**Extracted records**
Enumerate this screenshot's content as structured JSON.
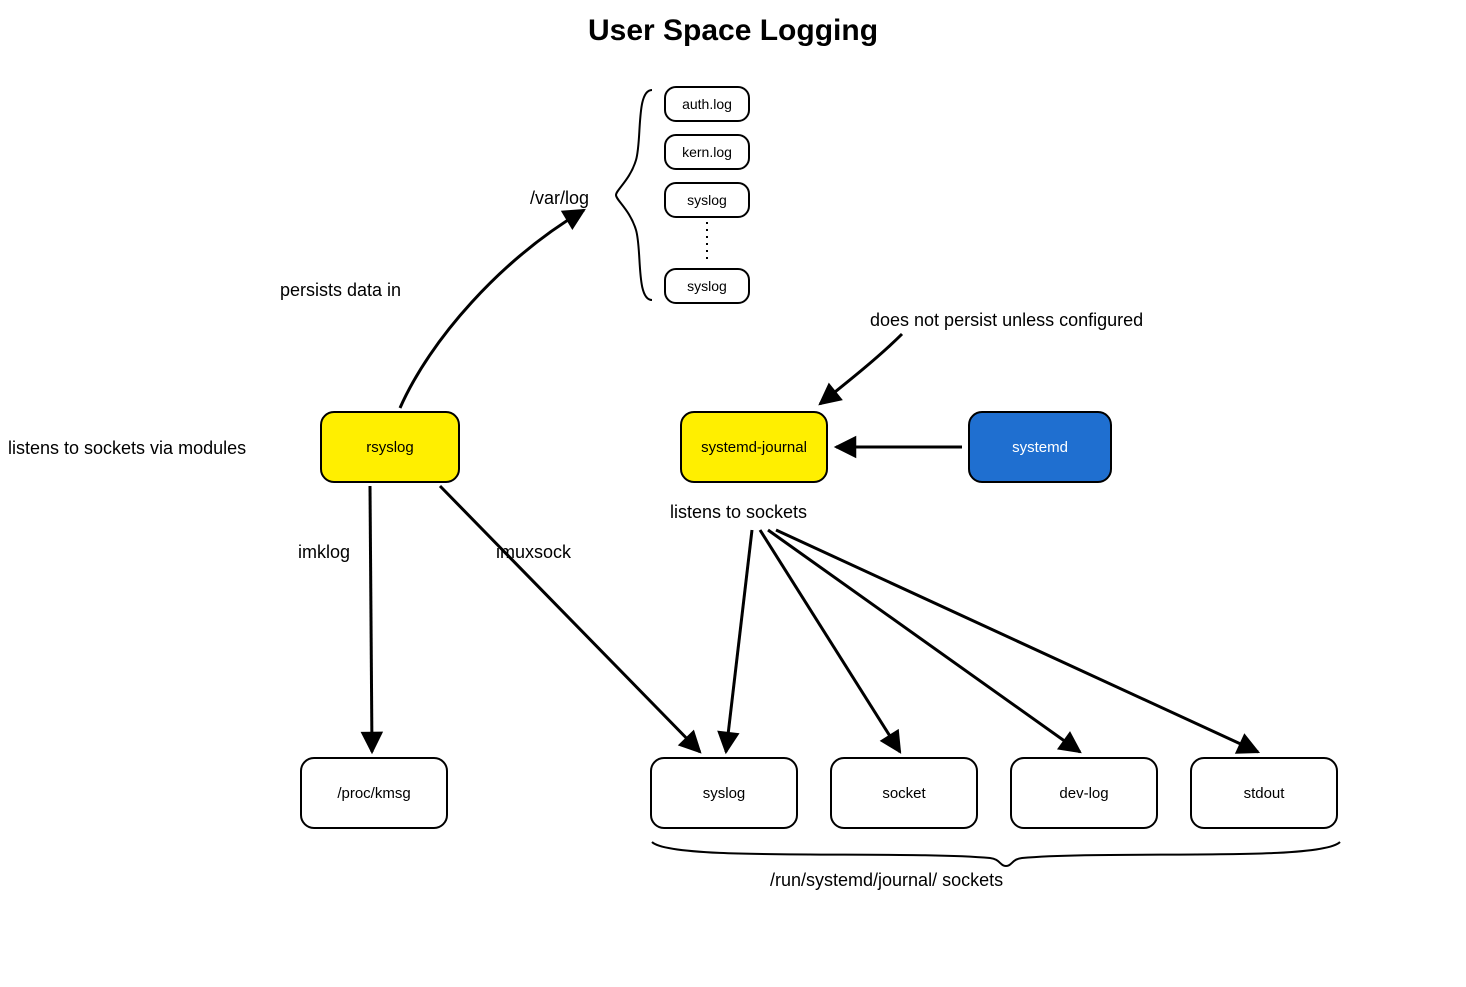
{
  "title": "User Space Logging",
  "nodes": {
    "rsyslog": "rsyslog",
    "systemd_journal": "systemd-journal",
    "systemd": "systemd",
    "proc_kmsg": "/proc/kmsg",
    "syslog_socket": "syslog",
    "socket_socket": "socket",
    "devlog_socket": "dev-log",
    "stdout_socket": "stdout"
  },
  "logfiles": {
    "auth": "auth.log",
    "kern": "kern.log",
    "syslog1": "syslog",
    "syslog2": "syslog"
  },
  "labels": {
    "varlog": "/var/log",
    "persists": "persists data in",
    "listens_modules": "listens to sockets via modules",
    "imklog": "imklog",
    "imuxsock": "imuxsock",
    "listens_sockets": "listens to sockets",
    "no_persist": "does not persist unless configured",
    "run_path": "/run/systemd/journal/ sockets"
  }
}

**EXERCISE OBJECTIVE**
Quote the records above exactly, leaving out any pictures.

**SOLUTION FOR THIS TASK**
Enumerate this screenshot's content as structured JSON.
{
  "title": "User Space Logging",
  "nodes": {
    "rsyslog": "rsyslog",
    "systemd_journal": "systemd-journal",
    "systemd": "systemd",
    "proc_kmsg": "/proc/kmsg",
    "syslog_socket": "syslog",
    "socket_socket": "socket",
    "devlog_socket": "dev-log",
    "stdout_socket": "stdout"
  },
  "logfiles": {
    "auth": "auth.log",
    "kern": "kern.log",
    "syslog1": "syslog",
    "syslog2": "syslog"
  },
  "labels": {
    "varlog": "/var/log",
    "persists": "persists data in",
    "listens_modules": "listens to sockets via modules",
    "imklog": "imklog",
    "imuxsock": "imuxsock",
    "listens_sockets": "listens to sockets",
    "no_persist": "does not persist unless configured",
    "run_path": "/run/systemd/journal/ sockets"
  }
}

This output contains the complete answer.